**TASK DESCRIPTION**
Extract the full listing below without altering a single character.

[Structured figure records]
+ + + + + + +

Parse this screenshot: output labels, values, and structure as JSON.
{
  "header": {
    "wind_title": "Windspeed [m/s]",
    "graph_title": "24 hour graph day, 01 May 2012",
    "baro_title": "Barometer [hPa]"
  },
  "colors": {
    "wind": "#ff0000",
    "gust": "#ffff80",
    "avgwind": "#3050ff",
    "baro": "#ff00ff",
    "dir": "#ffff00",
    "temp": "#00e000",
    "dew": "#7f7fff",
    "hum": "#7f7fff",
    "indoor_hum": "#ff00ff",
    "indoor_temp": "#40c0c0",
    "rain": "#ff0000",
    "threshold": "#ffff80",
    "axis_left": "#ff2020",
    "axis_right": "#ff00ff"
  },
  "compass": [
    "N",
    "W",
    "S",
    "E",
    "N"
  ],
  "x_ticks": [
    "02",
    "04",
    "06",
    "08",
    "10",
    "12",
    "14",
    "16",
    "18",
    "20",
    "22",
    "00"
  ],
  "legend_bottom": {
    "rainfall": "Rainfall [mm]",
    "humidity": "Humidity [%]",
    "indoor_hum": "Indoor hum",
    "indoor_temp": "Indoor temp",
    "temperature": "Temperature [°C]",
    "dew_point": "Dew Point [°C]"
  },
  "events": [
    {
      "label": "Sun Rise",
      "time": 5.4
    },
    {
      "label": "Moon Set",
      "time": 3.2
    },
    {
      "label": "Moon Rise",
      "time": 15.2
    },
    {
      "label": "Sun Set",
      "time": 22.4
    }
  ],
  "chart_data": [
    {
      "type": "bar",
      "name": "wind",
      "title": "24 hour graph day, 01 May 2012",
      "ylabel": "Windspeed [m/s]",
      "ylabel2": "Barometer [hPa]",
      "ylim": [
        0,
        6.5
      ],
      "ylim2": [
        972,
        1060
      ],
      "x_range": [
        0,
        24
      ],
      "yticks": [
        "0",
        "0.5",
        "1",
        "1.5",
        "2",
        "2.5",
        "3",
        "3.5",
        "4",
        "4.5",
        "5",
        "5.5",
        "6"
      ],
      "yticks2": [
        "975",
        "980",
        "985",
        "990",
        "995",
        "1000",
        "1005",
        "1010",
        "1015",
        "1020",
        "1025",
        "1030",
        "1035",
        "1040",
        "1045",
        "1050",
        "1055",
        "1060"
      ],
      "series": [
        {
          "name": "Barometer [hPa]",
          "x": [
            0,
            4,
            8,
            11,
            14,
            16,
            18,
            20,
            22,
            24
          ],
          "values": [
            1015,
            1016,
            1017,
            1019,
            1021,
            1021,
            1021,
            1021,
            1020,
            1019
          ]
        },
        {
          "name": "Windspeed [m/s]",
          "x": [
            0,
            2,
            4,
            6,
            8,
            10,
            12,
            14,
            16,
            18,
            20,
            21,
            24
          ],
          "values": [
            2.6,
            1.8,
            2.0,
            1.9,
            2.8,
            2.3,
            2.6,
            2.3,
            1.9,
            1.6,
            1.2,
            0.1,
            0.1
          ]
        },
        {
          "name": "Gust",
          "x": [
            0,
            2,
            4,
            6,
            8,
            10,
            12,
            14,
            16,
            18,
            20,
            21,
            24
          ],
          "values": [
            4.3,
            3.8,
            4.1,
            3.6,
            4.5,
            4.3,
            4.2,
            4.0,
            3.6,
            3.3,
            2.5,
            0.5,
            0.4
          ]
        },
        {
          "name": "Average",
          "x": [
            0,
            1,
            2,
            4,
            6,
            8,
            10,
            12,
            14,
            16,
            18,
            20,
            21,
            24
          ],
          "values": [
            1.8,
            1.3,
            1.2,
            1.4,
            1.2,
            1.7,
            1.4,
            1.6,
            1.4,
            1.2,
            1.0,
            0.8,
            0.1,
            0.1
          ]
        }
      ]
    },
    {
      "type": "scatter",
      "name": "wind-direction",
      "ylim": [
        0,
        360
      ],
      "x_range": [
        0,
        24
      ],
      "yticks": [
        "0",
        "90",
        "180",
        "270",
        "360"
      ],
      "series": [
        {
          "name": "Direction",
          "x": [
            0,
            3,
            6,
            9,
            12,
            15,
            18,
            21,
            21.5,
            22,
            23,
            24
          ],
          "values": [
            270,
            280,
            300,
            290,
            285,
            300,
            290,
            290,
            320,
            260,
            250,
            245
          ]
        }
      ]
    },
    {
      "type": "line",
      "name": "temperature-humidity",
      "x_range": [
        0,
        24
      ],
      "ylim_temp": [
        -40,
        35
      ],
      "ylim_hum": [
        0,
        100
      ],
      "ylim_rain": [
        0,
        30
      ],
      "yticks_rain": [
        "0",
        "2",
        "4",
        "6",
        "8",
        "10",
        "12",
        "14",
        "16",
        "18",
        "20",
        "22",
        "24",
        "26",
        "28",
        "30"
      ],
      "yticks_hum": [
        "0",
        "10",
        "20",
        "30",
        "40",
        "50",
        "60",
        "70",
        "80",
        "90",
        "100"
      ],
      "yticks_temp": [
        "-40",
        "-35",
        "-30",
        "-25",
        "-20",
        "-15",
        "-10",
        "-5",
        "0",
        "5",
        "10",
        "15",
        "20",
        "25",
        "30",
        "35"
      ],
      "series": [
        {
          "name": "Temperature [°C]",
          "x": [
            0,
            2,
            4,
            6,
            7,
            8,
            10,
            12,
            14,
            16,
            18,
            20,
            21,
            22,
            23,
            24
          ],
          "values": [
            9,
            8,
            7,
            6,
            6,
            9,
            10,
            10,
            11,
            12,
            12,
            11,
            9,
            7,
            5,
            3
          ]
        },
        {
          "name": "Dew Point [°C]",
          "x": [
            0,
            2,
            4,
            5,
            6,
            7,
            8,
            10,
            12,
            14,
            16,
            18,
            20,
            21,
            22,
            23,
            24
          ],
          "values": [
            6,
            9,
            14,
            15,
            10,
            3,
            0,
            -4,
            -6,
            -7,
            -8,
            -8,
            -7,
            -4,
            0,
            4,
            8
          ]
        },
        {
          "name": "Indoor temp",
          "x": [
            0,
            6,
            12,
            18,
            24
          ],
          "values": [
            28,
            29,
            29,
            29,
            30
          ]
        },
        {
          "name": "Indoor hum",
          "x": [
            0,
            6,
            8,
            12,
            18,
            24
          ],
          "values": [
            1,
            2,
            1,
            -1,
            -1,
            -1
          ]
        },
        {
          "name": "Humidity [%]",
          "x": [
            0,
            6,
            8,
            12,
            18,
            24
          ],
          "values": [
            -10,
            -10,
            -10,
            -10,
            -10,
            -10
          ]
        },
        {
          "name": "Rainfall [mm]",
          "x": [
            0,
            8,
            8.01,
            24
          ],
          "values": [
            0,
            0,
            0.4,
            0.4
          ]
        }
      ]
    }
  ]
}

+ + + + + + +

**EXERCISE OUTPUT**
Parse this screenshot: output labels, values, and structure as JSON.
{
  "header": {
    "wind_title": "Windspeed [m/s]",
    "graph_title": "24 hour graph day, 01 May 2012",
    "baro_title": "Barometer [hPa]"
  },
  "colors": {
    "wind": "#ff0000",
    "gust": "#ffff80",
    "avgwind": "#3050ff",
    "baro": "#ff00ff",
    "dir": "#ffff00",
    "temp": "#00e000",
    "dew": "#7f7fff",
    "hum": "#7f7fff",
    "indoor_hum": "#ff00ff",
    "indoor_temp": "#40c0c0",
    "rain": "#ff0000",
    "threshold": "#ffff80",
    "axis_left": "#ff2020",
    "axis_right": "#ff00ff"
  },
  "compass": [
    "N",
    "W",
    "S",
    "E",
    "N"
  ],
  "x_ticks": [
    "02",
    "04",
    "06",
    "08",
    "10",
    "12",
    "14",
    "16",
    "18",
    "20",
    "22",
    "00"
  ],
  "legend_bottom": {
    "rainfall": "Rainfall [mm]",
    "humidity": "Humidity [%]",
    "indoor_hum": "Indoor hum",
    "indoor_temp": "Indoor temp",
    "temperature": "Temperature [°C]",
    "dew_point": "Dew Point [°C]"
  },
  "events": [
    {
      "label": "Sun Rise",
      "time": 5.4
    },
    {
      "label": "Moon Set",
      "time": 3.2
    },
    {
      "label": "Moon Rise",
      "time": 15.2
    },
    {
      "label": "Sun Set",
      "time": 22.4
    }
  ],
  "chart_data": [
    {
      "type": "bar",
      "name": "wind",
      "title": "24 hour graph day, 01 May 2012",
      "ylabel": "Windspeed [m/s]",
      "ylabel2": "Barometer [hPa]",
      "ylim": [
        0,
        6.5
      ],
      "ylim2": [
        972,
        1060
      ],
      "x_range": [
        0,
        24
      ],
      "yticks": [
        "0",
        "0.5",
        "1",
        "1.5",
        "2",
        "2.5",
        "3",
        "3.5",
        "4",
        "4.5",
        "5",
        "5.5",
        "6"
      ],
      "yticks2": [
        "975",
        "980",
        "985",
        "990",
        "995",
        "1000",
        "1005",
        "1010",
        "1015",
        "1020",
        "1025",
        "1030",
        "1035",
        "1040",
        "1045",
        "1050",
        "1055",
        "1060"
      ],
      "series": [
        {
          "name": "Barometer [hPa]",
          "x": [
            0,
            4,
            8,
            11,
            14,
            16,
            18,
            20,
            22,
            24
          ],
          "values": [
            1015,
            1016,
            1017,
            1019,
            1021,
            1021,
            1021,
            1021,
            1020,
            1019
          ]
        },
        {
          "name": "Windspeed [m/s]",
          "x": [
            0,
            2,
            4,
            6,
            8,
            10,
            12,
            14,
            16,
            18,
            20,
            21,
            24
          ],
          "values": [
            2.6,
            1.8,
            2.0,
            1.9,
            2.8,
            2.3,
            2.6,
            2.3,
            1.9,
            1.6,
            1.2,
            0.1,
            0.1
          ]
        },
        {
          "name": "Gust",
          "x": [
            0,
            2,
            4,
            6,
            8,
            10,
            12,
            14,
            16,
            18,
            20,
            21,
            24
          ],
          "values": [
            4.3,
            3.8,
            4.1,
            3.6,
            4.5,
            4.3,
            4.2,
            4.0,
            3.6,
            3.3,
            2.5,
            0.5,
            0.4
          ]
        },
        {
          "name": "Average",
          "x": [
            0,
            1,
            2,
            4,
            6,
            8,
            10,
            12,
            14,
            16,
            18,
            20,
            21,
            24
          ],
          "values": [
            1.8,
            1.3,
            1.2,
            1.4,
            1.2,
            1.7,
            1.4,
            1.6,
            1.4,
            1.2,
            1.0,
            0.8,
            0.1,
            0.1
          ]
        }
      ]
    },
    {
      "type": "scatter",
      "name": "wind-direction",
      "ylim": [
        0,
        360
      ],
      "x_range": [
        0,
        24
      ],
      "yticks": [
        "0",
        "90",
        "180",
        "270",
        "360"
      ],
      "series": [
        {
          "name": "Direction",
          "x": [
            0,
            3,
            6,
            9,
            12,
            15,
            18,
            21,
            21.5,
            22,
            23,
            24
          ],
          "values": [
            270,
            280,
            300,
            290,
            285,
            300,
            290,
            290,
            320,
            260,
            250,
            245
          ]
        }
      ]
    },
    {
      "type": "line",
      "name": "temperature-humidity",
      "x_range": [
        0,
        24
      ],
      "ylim_temp": [
        -40,
        35
      ],
      "ylim_hum": [
        0,
        100
      ],
      "ylim_rain": [
        0,
        30
      ],
      "yticks_rain": [
        "0",
        "2",
        "4",
        "6",
        "8",
        "10",
        "12",
        "14",
        "16",
        "18",
        "20",
        "22",
        "24",
        "26",
        "28",
        "30"
      ],
      "yticks_hum": [
        "0",
        "10",
        "20",
        "30",
        "40",
        "50",
        "60",
        "70",
        "80",
        "90",
        "100"
      ],
      "yticks_temp": [
        "-40",
        "-35",
        "-30",
        "-25",
        "-20",
        "-15",
        "-10",
        "-5",
        "0",
        "5",
        "10",
        "15",
        "20",
        "25",
        "30",
        "35"
      ],
      "series": [
        {
          "name": "Temperature [°C]",
          "x": [
            0,
            2,
            4,
            6,
            7,
            8,
            10,
            12,
            14,
            16,
            18,
            20,
            21,
            22,
            23,
            24
          ],
          "values": [
            9,
            8,
            7,
            6,
            6,
            9,
            10,
            10,
            11,
            12,
            12,
            11,
            9,
            7,
            5,
            3
          ]
        },
        {
          "name": "Dew Point [°C]",
          "x": [
            0,
            2,
            4,
            5,
            6,
            7,
            8,
            10,
            12,
            14,
            16,
            18,
            20,
            21,
            22,
            23,
            24
          ],
          "values": [
            6,
            9,
            14,
            15,
            10,
            3,
            0,
            -4,
            -6,
            -7,
            -8,
            -8,
            -7,
            -4,
            0,
            4,
            8
          ]
        },
        {
          "name": "Indoor temp",
          "x": [
            0,
            6,
            12,
            18,
            24
          ],
          "values": [
            28,
            29,
            29,
            29,
            30
          ]
        },
        {
          "name": "Indoor hum",
          "x": [
            0,
            6,
            8,
            12,
            18,
            24
          ],
          "values": [
            1,
            2,
            1,
            -1,
            -1,
            -1
          ]
        },
        {
          "name": "Humidity [%]",
          "x": [
            0,
            6,
            8,
            12,
            18,
            24
          ],
          "values": [
            -10,
            -10,
            -10,
            -10,
            -10,
            -10
          ]
        },
        {
          "name": "Rainfall [mm]",
          "x": [
            0,
            8,
            8.01,
            24
          ],
          "values": [
            0,
            0,
            0.4,
            0.4
          ]
        }
      ]
    }
  ]
}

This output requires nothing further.